#### Excerpt provided
▼
Political economy, by contrast, aims to explain all legal phenomena in terms of the self-interest of agents. This analytic strategy precludes a Hartian account of law; legal rules cannot play any role in the explanation of behavior of either private individuals or public officials because no agent has the relevant internal attitude towards the rule. An individual faced with a choice considers the costs and benefits that each option presents to her. These costs and benefits will include “legal costs and benefits” but these costs and benefits are not determined by rules; they are the result of the incentives that private and public officials face. Rules are only rules of thumb that express the response of average individuals under normal circumstances to particular events. Which rules of thumb are used, of course, may greatly affect the social equilibrium achieved in a particular jurisdiction.
Political economy thus seeks a concept of governance that relies only on incentives; it consequently denies the existence of legal systems in Hart’s sense. It might nonetheless acknowledge a different concept of law. Some political economists, for example, suggest that legality in the sense of an impartial “rule of law” promotes economic growth. The political economist then might identify law or legal systems as those governance structures that realize such a rule of law (in given circumstances). The political economist, then, might adopt two related concepts. The first concept of a governance structure is an explanatory one; it characterizes the mechanisms of social governance in terms of the degree of institutional differentiation and the mechanism of bureaucratic control within these institutions. The second related concept is normative. It identifies a value that a governance structure might realize. Call this value legality. The concept of law is thus a normative one; that identifies the value of legality. The social scientist then seeks to identify conditions under which specific governance structures will realize the value of legality.
Traditional approaches to law treat legal rules as normative, i.e., as giving citizens reasons for action. These approaches present two philosophical questions: what is the nature of the reasons for action that law gives? and do individuals have a general obligation to obey the law? The first question is generally understood as asking whether a legal rule provides a moral reason for action. The second question has been extensively examined in the legal and philosophical literature. Murphy (2014) provides a clear perspective on this literature.
Claims (IV) and (V) assert that individuals respond to legal rules in an economic way. On standard economic accounts, an economic response is a prudential rather than a moral response. Legal rules, on the economic account, thus do give individuals reasons to act but they are not regarded as moral reasons. A traffic sign designating a street as within a school zone both indicates that children may dart into the street and sets a reduced speed limit. Each of these indication provides the agent with reasons for action. The rule thus affects the agent’s behavior by affecting his beliefs about the likelihood of a causing an injury when traveling at various speeds and his beliefs about the expected costs of different courses of conduct. The sign and the legal rule give the agent prudential reasons for action. Economic analysis of law in its current form thus largely adopts the Holmesian “bad man” theory of law.
▲
#### Tasks to perform
1: In the listing below, edit the stretch from "square-b2[interactable]: ♟ —" through "square-a1[interactable] — [0, 210, 25, 236]" by changing "interactable" to "clickable" and leaving everything else as it is. Return only those lines.
2: Continue the passage on law, political economy and economic analysis beyond its final sentence.

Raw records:
▼
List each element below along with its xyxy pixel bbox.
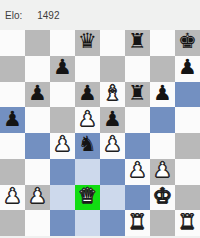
square-b2[interactable]: ♟ — [25, 185, 50, 211]
square-e8[interactable] — [100, 30, 125, 56]
white-bishop-piece: ♝ — [103, 83, 122, 104]
chess-app: Elo: 1492 ♛♜♚♟♟♟♟♝♜♟♟♟♟♟♞♟♟♟♟♟♛♚♜♜ — [0, 0, 200, 238]
square-e2[interactable] — [100, 185, 125, 211]
square-e5[interactable]: ♟ — [100, 107, 125, 133]
square-a2[interactable]: ♟ — [0, 185, 25, 211]
square-b7[interactable] — [25, 56, 50, 82]
square-e7[interactable] — [100, 56, 125, 82]
black-pawn-piece: ♟ — [153, 83, 172, 104]
black-rook-piece: ♜ — [128, 83, 147, 104]
square-c3[interactable] — [50, 159, 75, 185]
square-g4[interactable] — [150, 133, 175, 159]
square-e6[interactable]: ♝ — [100, 82, 125, 108]
white-king-piece: ♚ — [153, 186, 172, 207]
square-c5[interactable] — [50, 107, 75, 133]
square-h3[interactable] — [175, 159, 200, 185]
square-a1[interactable] — [0, 210, 25, 236]
square-c4[interactable]: ♟ — [50, 133, 75, 159]
square-g1[interactable] — [150, 210, 175, 236]
black-pawn-piece: ♟ — [178, 57, 197, 78]
square-a6[interactable] — [0, 82, 25, 108]
square-d6[interactable]: ♟ — [75, 82, 100, 108]
square-d7[interactable] — [75, 56, 100, 82]
white-pawn-piece: ♟ — [78, 109, 97, 130]
square-e1[interactable] — [100, 210, 125, 236]
white-rook-piece: ♜ — [178, 212, 197, 233]
black-pawn-piece: ♟ — [53, 57, 72, 78]
square-h6[interactable] — [175, 82, 200, 108]
square-c1[interactable] — [50, 210, 75, 236]
square-g7[interactable] — [150, 56, 175, 82]
black-queen-piece: ♛ — [78, 31, 97, 52]
square-f5[interactable] — [125, 107, 150, 133]
square-g5[interactable] — [150, 107, 175, 133]
square-d2[interactable]: ♛ — [75, 185, 100, 211]
square-a8[interactable] — [0, 30, 25, 56]
square-f3[interactable]: ♟ — [125, 159, 150, 185]
square-d1[interactable] — [75, 210, 100, 236]
square-g6[interactable]: ♟ — [150, 82, 175, 108]
black-pawn-piece: ♟ — [103, 109, 122, 130]
elo-bar: Elo: 1492 — [0, 0, 200, 30]
square-d4[interactable]: ♞ — [75, 133, 100, 159]
square-f4[interactable] — [125, 133, 150, 159]
square-f1[interactable]: ♜ — [125, 210, 150, 236]
square-g8[interactable] — [150, 30, 175, 56]
white-pawn-piece: ♟ — [103, 134, 122, 155]
square-d3[interactable] — [75, 159, 100, 185]
square-g3[interactable]: ♟ — [150, 159, 175, 185]
square-d5[interactable]: ♟ — [75, 107, 100, 133]
elo-label: Elo: — [5, 10, 22, 21]
square-f6[interactable]: ♜ — [125, 82, 150, 108]
square-g2[interactable]: ♚ — [150, 185, 175, 211]
square-b6[interactable]: ♟ — [25, 82, 50, 108]
chess-board: ♛♜♚♟♟♟♟♝♜♟♟♟♟♟♞♟♟♟♟♟♛♚♜♜ — [0, 30, 200, 236]
square-a3[interactable] — [0, 159, 25, 185]
white-pawn-piece: ♟ — [28, 186, 47, 207]
square-a4[interactable] — [0, 133, 25, 159]
white-pawn-piece: ♟ — [53, 134, 72, 155]
square-e4[interactable]: ♟ — [100, 133, 125, 159]
square-e3[interactable] — [100, 159, 125, 185]
square-c8[interactable] — [50, 30, 75, 56]
white-rook-piece: ♜ — [128, 212, 147, 233]
square-a7[interactable] — [0, 56, 25, 82]
white-queen-piece: ♛ — [78, 186, 97, 207]
white-pawn-piece: ♟ — [128, 160, 147, 181]
square-h8[interactable]: ♚ — [175, 30, 200, 56]
black-pawn-piece: ♟ — [3, 109, 22, 130]
square-b4[interactable] — [25, 133, 50, 159]
square-c7[interactable]: ♟ — [50, 56, 75, 82]
elo-value: 1492 — [37, 10, 59, 21]
square-h7[interactable]: ♟ — [175, 56, 200, 82]
square-h1[interactable]: ♜ — [175, 210, 200, 236]
square-c6[interactable] — [50, 82, 75, 108]
square-f7[interactable] — [125, 56, 150, 82]
square-f2[interactable] — [125, 185, 150, 211]
square-b1[interactable] — [25, 210, 50, 236]
white-pawn-piece: ♟ — [3, 186, 22, 207]
square-a5[interactable]: ♟ — [0, 107, 25, 133]
black-knight-piece: ♞ — [78, 134, 97, 155]
black-pawn-piece: ♟ — [78, 83, 97, 104]
black-rook-piece: ♜ — [128, 31, 147, 52]
square-b3[interactable] — [25, 159, 50, 185]
square-h2[interactable] — [175, 185, 200, 211]
white-pawn-piece: ♟ — [153, 160, 172, 181]
square-b8[interactable] — [25, 30, 50, 56]
square-h4[interactable] — [175, 133, 200, 159]
square-f8[interactable]: ♜ — [125, 30, 150, 56]
square-d8[interactable]: ♛ — [75, 30, 100, 56]
square-h5[interactable] — [175, 107, 200, 133]
black-king-piece: ♚ — [178, 31, 197, 52]
black-pawn-piece: ♟ — [28, 83, 47, 104]
square-c2[interactable] — [50, 185, 75, 211]
square-b5[interactable] — [25, 107, 50, 133]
▲
#### Answers to the exercise
1:
square-b2[clickable]: ♟ — [25, 185, 50, 211]
square-e8[clickable] — [100, 30, 125, 56]
white-bishop-piece: ♝ — [103, 83, 122, 104]
chess-app: Elo: 1492 ♛♜♚♟♟♟♟♝♜♟♟♟♟♟♞♟♟♟♟♟♛♚♜♜ — [0, 0, 200, 238]
square-e2[clickable] — [100, 185, 125, 211]
square-e5[clickable]: ♟ — [100, 107, 125, 133]
square-a2[clickable]: ♟ — [0, 185, 25, 211]
square-b7[clickable] — [25, 56, 50, 82]
square-e7[clickable] — [100, 56, 125, 82]
black-pawn-piece: ♟ — [153, 83, 172, 104]
black-rook-piece: ♜ — [128, 83, 147, 104]
square-c3[clickable] — [50, 159, 75, 185]
square-g4[clickable] — [150, 133, 175, 159]
square-e6[clickable]: ♝ — [100, 82, 125, 108]
white-king-piece: ♚ — [153, 186, 172, 207]
square-c5[clickable] — [50, 107, 75, 133]
square-h3[clickable] — [175, 159, 200, 185]
square-a1[clickable] — [0, 210, 25, 236]

2:
Critics of economic analysis of law contend that this failure to address the normativity of law provides ample grounds on which to reject it as an adequate theory of law. This argument, however, does not satisfactorily address two questions.
To understand the first question, recall that, in the projects of policy analysis and political economy, micro-economic theory serves as a positive theory of behavior. For the critics’ objection to apply, then, the normativity of law must have behavioral implications. Legal obligation thus must influence behavior. Whether the economic theory of behavior can accommodate legal normativity must depend on what behavior that normativity induces.
Philosophers, however, have not addressed this question. Their investigations of practical reason generally and of legal reasons in particular typically understand their inquiry as setting the requirements of practical rationality not as an actual theory of behavior.
The second question arises once the implications of legal normativity for behavior have been identified. Can the economic theory of behavior accommodate the requisite normative behavior? “Accommodation” in this context means that economic theory can generate models that predict the behavior that legal obligation induces. Clearly, standard economic models do not attempt to accommodate normativity. The economic theory of behavior, however, is very flexible. Section 4.3 suggests some basic strategies that economic theorists might adopt to accommodate normativity.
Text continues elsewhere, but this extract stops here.